## begin DATASET

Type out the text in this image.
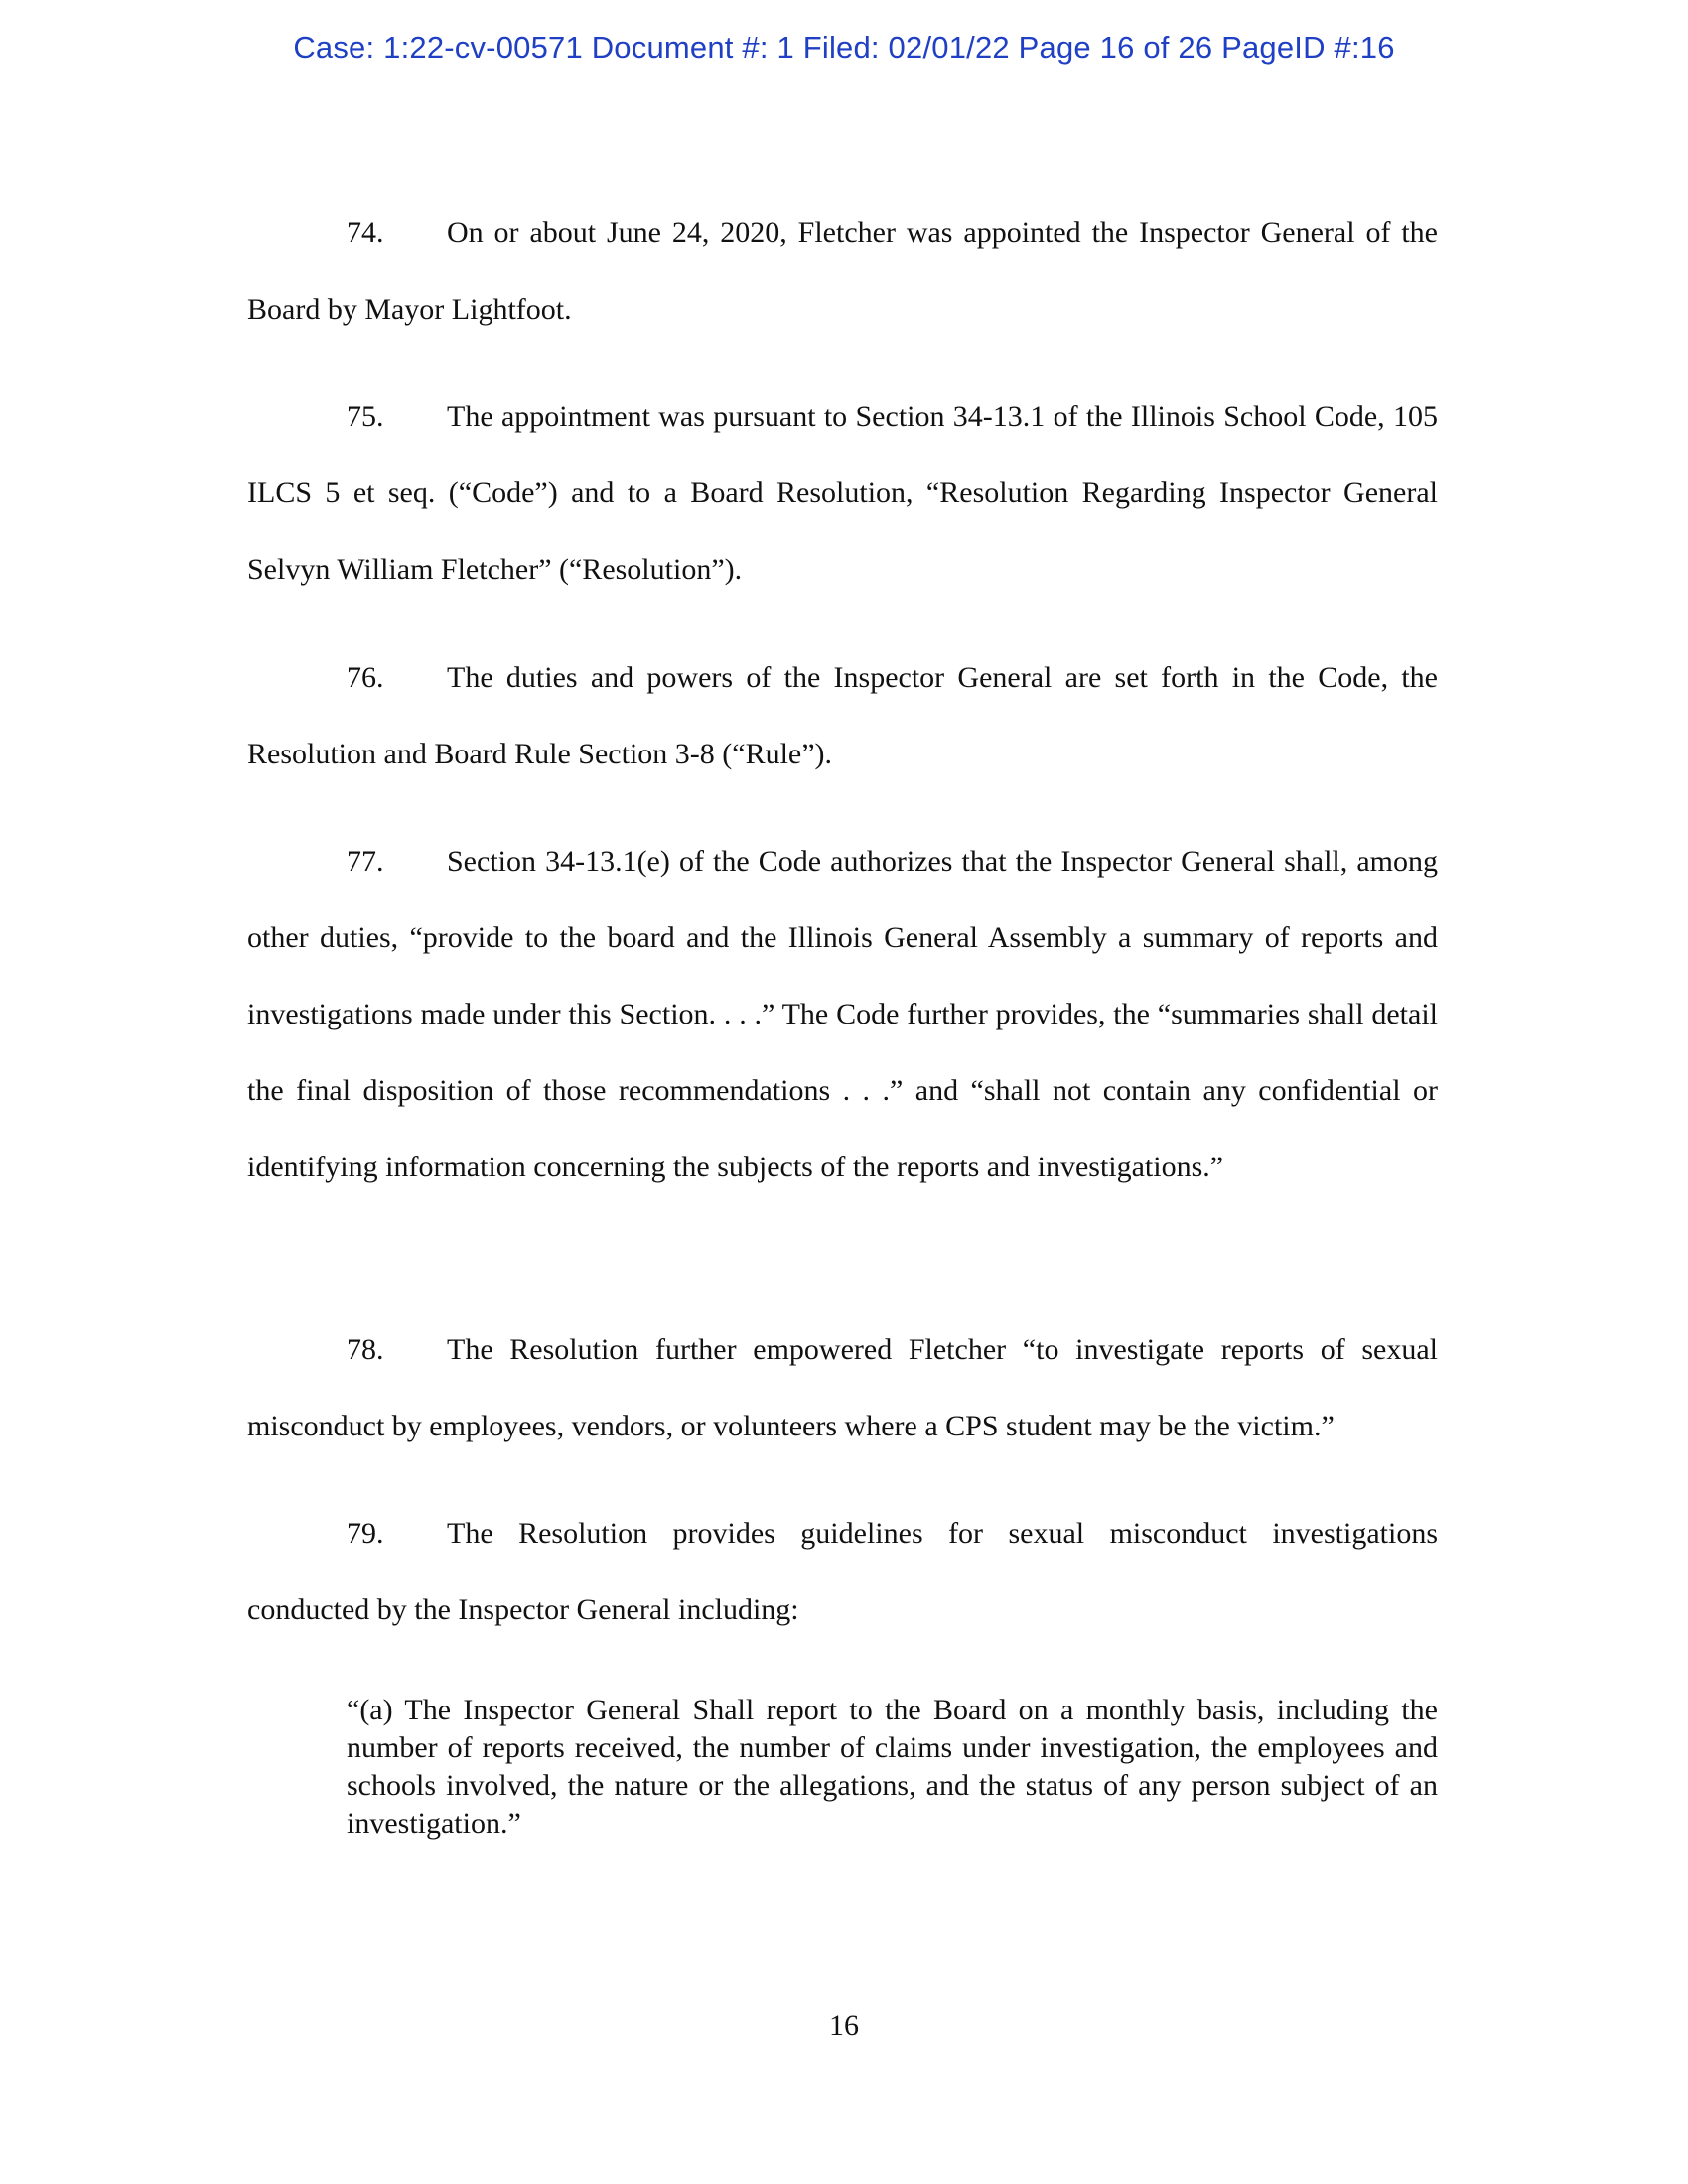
Case: 1:22-cv-00571 Document #: 1 Filed: 02/01/22 Page 16 of 26 PageID #:16

74. On or about June 24, 2020, Fletcher was appointed the Inspector General of the Board by Mayor Lightfoot.

75. The appointment was pursuant to Section 34-13.1 of the Illinois School Code, 105 ILCS 5 et seq. (“Code”) and to a Board Resolution, “Resolution Regarding Inspector General Selvyn William Fletcher” (“Resolution”).

76. The duties and powers of the Inspector General are set forth in the Code, the Resolution and Board Rule Section 3-8 (“Rule”).

77. Section 34-13.1(e) of the Code authorizes that the Inspector General shall, among other duties, “provide to the board and the Illinois General Assembly a summary of reports and investigations made under this Section. . . .” The Code further provides, the “summaries shall detail the final disposition of those recommendations . . .” and “shall not contain any confidential or identifying information concerning the subjects of the reports and investigations.”

78. The Resolution further empowered Fletcher “to investigate reports of sexual misconduct by employees, vendors, or volunteers where a CPS student may be the victim.”

79. The Resolution provides guidelines for sexual misconduct investigations conducted by the Inspector General including:

“(a) The Inspector General Shall report to the Board on a monthly basis, including the number of reports received, the number of claims under investigation, the employees and schools involved, the nature or the allegations, and the status of any person subject of an investigation.”

16
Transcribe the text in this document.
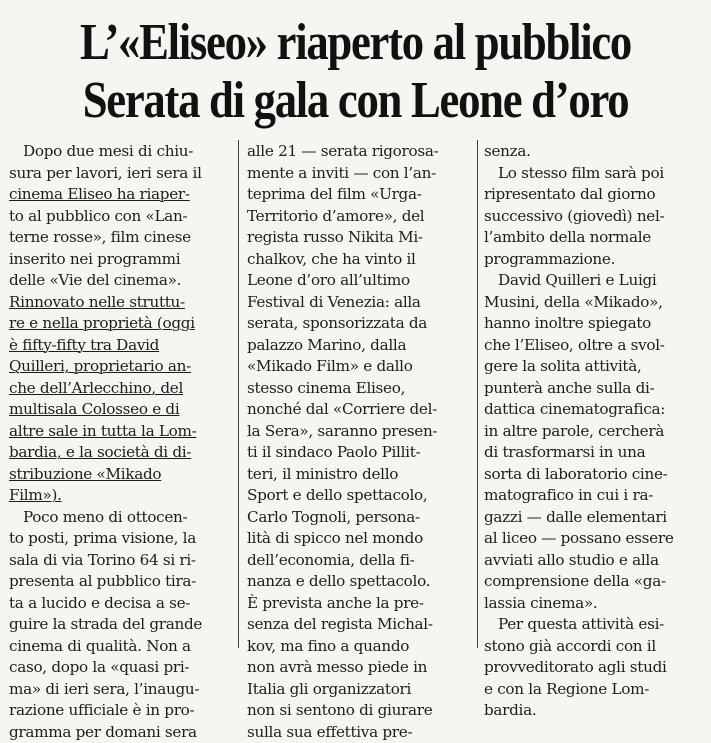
L’«Eliseo» riaperto al pubblico
Serata di gala con Leone d’oro
Dopo due mesi di chiu-
sura per lavori, ieri sera il
cinema Eliseo ha riaper-
to al pubblico con «Lan-
terne rosse», film cinese
inserito nei programmi
delle «Vie del cinema».
Rinnovato nelle struttu-
re e nella proprietà (oggi
è fifty-fifty tra David
Quilleri, proprietario an-
che dell’Arlecchino, del
multisala Colosseo e di
altre sale in tutta la Lom-
bardia, e la società di di-
stribuzione «Mikado
Film»).
Poco meno di ottocen-
to posti, prima visione, la
sala di via Torino 64 si ri-
presenta al pubblico tira-
ta a lucido e decisa a se-
guire la strada del grande
cinema di qualità. Non a
caso, dopo la «quasi pri-
ma» di ieri sera, l’inaugu-
razione ufficiale è in pro-
gramma per domani sera
alle 21 — serata rigorosa-
mente a inviti — con l’an-
teprima del film «Urga-
Territorio d’amore», del
regista russo Nikita Mi-
chalkov, che ha vinto il
Leone d’oro all’ultimo
Festival di Venezia: alla
serata, sponsorizzata da
palazzo Marino, dalla
«Mikado Film» e dallo
stesso cinema Eliseo,
nonché dal «Corriere del-
la Sera», saranno presen-
ti il sindaco Paolo Pillit-
teri, il ministro dello
Sport e dello spettacolo,
Carlo Tognoli, persona-
lità di spicco nel mondo
dell’economia, della fi-
nanza e dello spettacolo.
È prevista anche la pre-
senza del regista Michal-
kov, ma fino a quando
non avrà messo piede in
Italia gli organizzatori
non si sentono di giurare
sulla sua effettiva pre-
senza.
Lo stesso film sarà poi
ripresentato dal giorno
successivo (giovedì) nel-
l’ambito della normale
programmazione.
David Quilleri e Luigi
Musini, della «Mikado»,
hanno inoltre spiegato
che l’Eliseo, oltre a svol-
gere la solita attività,
punterà anche sulla di-
dattica cinematografica:
in altre parole, cercherà
di trasformarsi in una
sorta di laboratorio cine-
matografico in cui i ra-
gazzi — dalle elementari
al liceo — possano essere
avviati allo studio e alla
comprensione della «ga-
lassia cinema».
Per questa attività esi-
stono già accordi con il
provveditorato agli studi
e con la Regione Lom-
bardia.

## end DATASET

TASK INSTRUCTIONS: Repeat each entry precisely as it appears. Leave the pictures out.

ANSWER TO THE EXERCISE:
Type out the text in this image.
Case: 1:22-cv-00571 Document #: 1 Filed: 02/01/22 Page 16 of 26 PageID #:16

74. On or about June 24, 2020, Fletcher was appointed the Inspector General of the Board by Mayor Lightfoot.

75. The appointment was pursuant to Section 34-13.1 of the Illinois School Code, 105 ILCS 5 et seq. (“Code”) and to a Board Resolution, “Resolution Regarding Inspector General Selvyn William Fletcher” (“Resolution”).

76. The duties and powers of the Inspector General are set forth in the Code, the Resolution and Board Rule Section 3-8 (“Rule”).

77. Section 34-13.1(e) of the Code authorizes that the Inspector General shall, among other duties, “provide to the board and the Illinois General Assembly a summary of reports and investigations made under this Section. . . .” The Code further provides, the “summaries shall detail the final disposition of those recommendations . . .” and “shall not contain any confidential or identifying information concerning the subjects of the reports and investigations.”

78. The Resolution further empowered Fletcher “to investigate reports of sexual misconduct by employees, vendors, or volunteers where a CPS student may be the victim.”

79. The Resolution provides guidelines for sexual misconduct investigations conducted by the Inspector General including:

“(a) The Inspector General Shall report to the Board on a monthly basis, including the number of reports received, the number of claims under investigation, the employees and schools involved, the nature or the allegations, and the status of any person subject of an investigation.”

16
Transcribe the text in this document.
L’«Eliseo» riaperto al pubblico
Serata di gala con Leone d’oro
Dopo due mesi di chiu-
sura per lavori, ieri sera il
cinema Eliseo ha riaper-
to al pubblico con «Lan-
terne rosse», film cinese
inserito nei programmi
delle «Vie del cinema».
Rinnovato nelle struttu-
re e nella proprietà (oggi
è fifty-fifty tra David
Quilleri, proprietario an-
che dell’Arlecchino, del
multisala Colosseo e di
altre sale in tutta la Lom-
bardia, e la società di di-
stribuzione «Mikado
Film»).
Poco meno di ottocen-
to posti, prima visione, la
sala di via Torino 64 si ri-
presenta al pubblico tira-
ta a lucido e decisa a se-
guire la strada del grande
cinema di qualità. Non a
caso, dopo la «quasi pri-
ma» di ieri sera, l’inaugu-
razione ufficiale è in pro-
gramma per domani sera
alle 21 — serata rigorosa-
mente a inviti — con l’an-
teprima del film «Urga-
Territorio d’amore», del
regista russo Nikita Mi-
chalkov, che ha vinto il
Leone d’oro all’ultimo
Festival di Venezia: alla
serata, sponsorizzata da
palazzo Marino, dalla
«Mikado Film» e dallo
stesso cinema Eliseo,
nonché dal «Corriere del-
la Sera», saranno presen-
ti il sindaco Paolo Pillit-
teri, il ministro dello
Sport e dello spettacolo,
Carlo Tognoli, persona-
lità di spicco nel mondo
dell’economia, della fi-
nanza e dello spettacolo.
È prevista anche la pre-
senza del regista Michal-
kov, ma fino a quando
non avrà messo piede in
Italia gli organizzatori
non si sentono di giurare
sulla sua effettiva pre-
senza.
Lo stesso film sarà poi
ripresentato dal giorno
successivo (giovedì) nel-
l’ambito della normale
programmazione.
David Quilleri e Luigi
Musini, della «Mikado»,
hanno inoltre spiegato
che l’Eliseo, oltre a svol-
gere la solita attività,
punterà anche sulla di-
dattica cinematografica:
in altre parole, cercherà
di trasformarsi in una
sorta di laboratorio cine-
matografico in cui i ra-
gazzi — dalle elementari
al liceo — possano essere
avviati allo studio e alla
comprensione della «ga-
lassia cinema».
Per questa attività esi-
stono già accordi con il
provveditorato agli studi
e con la Regione Lom-
bardia.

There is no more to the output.